>>>>>

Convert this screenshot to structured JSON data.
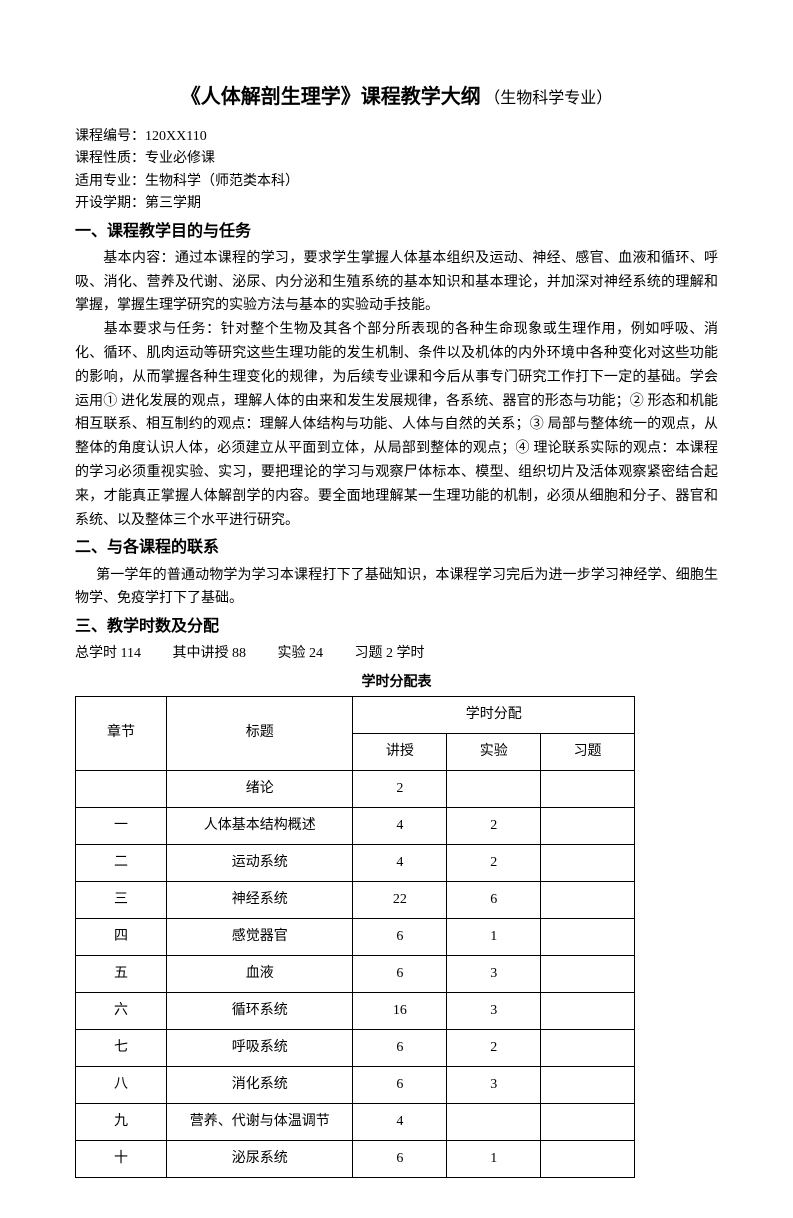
{
  "title": {
    "main": "《人体解剖生理学》课程教学大纲",
    "sub": "（生物科学专业）"
  },
  "meta": {
    "code_label": "课程编号：",
    "code_value": "120XX110",
    "nature_label": "课程性质：",
    "nature_value": "专业必修课",
    "major_label": "适用专业：",
    "major_value": "生物科学（师范类本科）",
    "semester_label": "开设学期：",
    "semester_value": "第三学期"
  },
  "section1": {
    "heading": "一、课程教学目的与任务",
    "p1": "基本内容：通过本课程的学习，要求学生掌握人体基本组织及运动、神经、感官、血液和循环、呼吸、消化、营养及代谢、泌尿、内分泌和生殖系统的基本知识和基本理论，并加深对神经系统的理解和掌握，掌握生理学研究的实验方法与基本的实验动手技能。",
    "p2": "基本要求与任务：针对整个生物及其各个部分所表现的各种生命现象或生理作用，例如呼吸、消化、循环、肌肉运动等研究这些生理功能的发生机制、条件以及机体的内外环境中各种变化对这些功能的影响，从而掌握各种生理变化的规律，为后续专业课和今后从事专门研究工作打下一定的基础。学会运用① 进化发展的观点，理解人体的由来和发生发展规律，各系统、器官的形态与功能；② 形态和机能相互联系、相互制约的观点：理解人体结构与功能、人体与自然的关系；③ 局部与整体统一的观点，从整体的角度认识人体，必须建立从平面到立体，从局部到整体的观点；④ 理论联系实际的观点：本课程的学习必须重视实验、实习，要把理论的学习与观察尸体标本、模型、组织切片及活体观察紧密结合起来，才能真正掌握人体解剖学的内容。要全面地理解某一生理功能的机制，必须从细胞和分子、器官和系统、以及整体三个水平进行研究。"
  },
  "section2": {
    "heading": "二、与各课程的联系",
    "p1": "第一学年的普通动物学为学习本课程打下了基础知识，本课程学习完后为进一步学习神经学、细胞生物学、免疫学打下了基础。"
  },
  "section3": {
    "heading": "三、教学时数及分配",
    "hours": {
      "total": "总学时 114",
      "lecture": "其中讲授 88",
      "lab": "实验 24",
      "exercise": "习题 2  学时"
    },
    "table_title": "学时分配表",
    "headers": {
      "chapter": "章节",
      "title": "标题",
      "alloc": "学时分配",
      "lecture": "讲授",
      "lab": "实验",
      "exercise": "习题"
    },
    "rows": [
      {
        "ch": "",
        "title": "绪论",
        "lec": "2",
        "lab": "",
        "ex": ""
      },
      {
        "ch": "一",
        "title": "人体基本结构概述",
        "lec": "4",
        "lab": "2",
        "ex": ""
      },
      {
        "ch": "二",
        "title": "运动系统",
        "lec": "4",
        "lab": "2",
        "ex": ""
      },
      {
        "ch": "三",
        "title": "神经系统",
        "lec": "22",
        "lab": "6",
        "ex": ""
      },
      {
        "ch": "四",
        "title": "感觉器官",
        "lec": "6",
        "lab": "1",
        "ex": ""
      },
      {
        "ch": "五",
        "title": "血液",
        "lec": "6",
        "lab": "3",
        "ex": ""
      },
      {
        "ch": "六",
        "title": "循环系统",
        "lec": "16",
        "lab": "3",
        "ex": ""
      },
      {
        "ch": "七",
        "title": "呼吸系统",
        "lec": "6",
        "lab": "2",
        "ex": ""
      },
      {
        "ch": "八",
        "title": "消化系统",
        "lec": "6",
        "lab": "3",
        "ex": ""
      },
      {
        "ch": "九",
        "title": "营养、代谢与体温调节",
        "lec": "4",
        "lab": "",
        "ex": ""
      },
      {
        "ch": "十",
        "title": "泌尿系统",
        "lec": "6",
        "lab": "1",
        "ex": ""
      }
    ]
  },
  "style": {
    "text_color": "#000000",
    "background_color": "#ffffff",
    "border_color": "#000000",
    "body_fontsize": 14,
    "title_fontsize": 20,
    "heading_fontsize": 16
  }
}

<<<<<

Task details: Retype the listing exactly. Pictures do not belong in the copy.

Task result:
Convert this screenshot to structured JSON data.
{
  "title": {
    "main": "《人体解剖生理学》课程教学大纲",
    "sub": "（生物科学专业）"
  },
  "meta": {
    "code_label": "课程编号：",
    "code_value": "120XX110",
    "nature_label": "课程性质：",
    "nature_value": "专业必修课",
    "major_label": "适用专业：",
    "major_value": "生物科学（师范类本科）",
    "semester_label": "开设学期：",
    "semester_value": "第三学期"
  },
  "section1": {
    "heading": "一、课程教学目的与任务",
    "p1": "基本内容：通过本课程的学习，要求学生掌握人体基本组织及运动、神经、感官、血液和循环、呼吸、消化、营养及代谢、泌尿、内分泌和生殖系统的基本知识和基本理论，并加深对神经系统的理解和掌握，掌握生理学研究的实验方法与基本的实验动手技能。",
    "p2": "基本要求与任务：针对整个生物及其各个部分所表现的各种生命现象或生理作用，例如呼吸、消化、循环、肌肉运动等研究这些生理功能的发生机制、条件以及机体的内外环境中各种变化对这些功能的影响，从而掌握各种生理变化的规律，为后续专业课和今后从事专门研究工作打下一定的基础。学会运用① 进化发展的观点，理解人体的由来和发生发展规律，各系统、器官的形态与功能；② 形态和机能相互联系、相互制约的观点：理解人体结构与功能、人体与自然的关系；③ 局部与整体统一的观点，从整体的角度认识人体，必须建立从平面到立体，从局部到整体的观点；④ 理论联系实际的观点：本课程的学习必须重视实验、实习，要把理论的学习与观察尸体标本、模型、组织切片及活体观察紧密结合起来，才能真正掌握人体解剖学的内容。要全面地理解某一生理功能的机制，必须从细胞和分子、器官和系统、以及整体三个水平进行研究。"
  },
  "section2": {
    "heading": "二、与各课程的联系",
    "p1": "第一学年的普通动物学为学习本课程打下了基础知识，本课程学习完后为进一步学习神经学、细胞生物学、免疫学打下了基础。"
  },
  "section3": {
    "heading": "三、教学时数及分配",
    "hours": {
      "total": "总学时 114",
      "lecture": "其中讲授 88",
      "lab": "实验 24",
      "exercise": "习题 2  学时"
    },
    "table_title": "学时分配表",
    "headers": {
      "chapter": "章节",
      "title": "标题",
      "alloc": "学时分配",
      "lecture": "讲授",
      "lab": "实验",
      "exercise": "习题"
    },
    "rows": [
      {
        "ch": "",
        "title": "绪论",
        "lec": "2",
        "lab": "",
        "ex": ""
      },
      {
        "ch": "一",
        "title": "人体基本结构概述",
        "lec": "4",
        "lab": "2",
        "ex": ""
      },
      {
        "ch": "二",
        "title": "运动系统",
        "lec": "4",
        "lab": "2",
        "ex": ""
      },
      {
        "ch": "三",
        "title": "神经系统",
        "lec": "22",
        "lab": "6",
        "ex": ""
      },
      {
        "ch": "四",
        "title": "感觉器官",
        "lec": "6",
        "lab": "1",
        "ex": ""
      },
      {
        "ch": "五",
        "title": "血液",
        "lec": "6",
        "lab": "3",
        "ex": ""
      },
      {
        "ch": "六",
        "title": "循环系统",
        "lec": "16",
        "lab": "3",
        "ex": ""
      },
      {
        "ch": "七",
        "title": "呼吸系统",
        "lec": "6",
        "lab": "2",
        "ex": ""
      },
      {
        "ch": "八",
        "title": "消化系统",
        "lec": "6",
        "lab": "3",
        "ex": ""
      },
      {
        "ch": "九",
        "title": "营养、代谢与体温调节",
        "lec": "4",
        "lab": "",
        "ex": ""
      },
      {
        "ch": "十",
        "title": "泌尿系统",
        "lec": "6",
        "lab": "1",
        "ex": ""
      }
    ]
  },
  "style": {
    "text_color": "#000000",
    "background_color": "#ffffff",
    "border_color": "#000000",
    "body_fontsize": 14,
    "title_fontsize": 20,
    "heading_fontsize": 16
  }
}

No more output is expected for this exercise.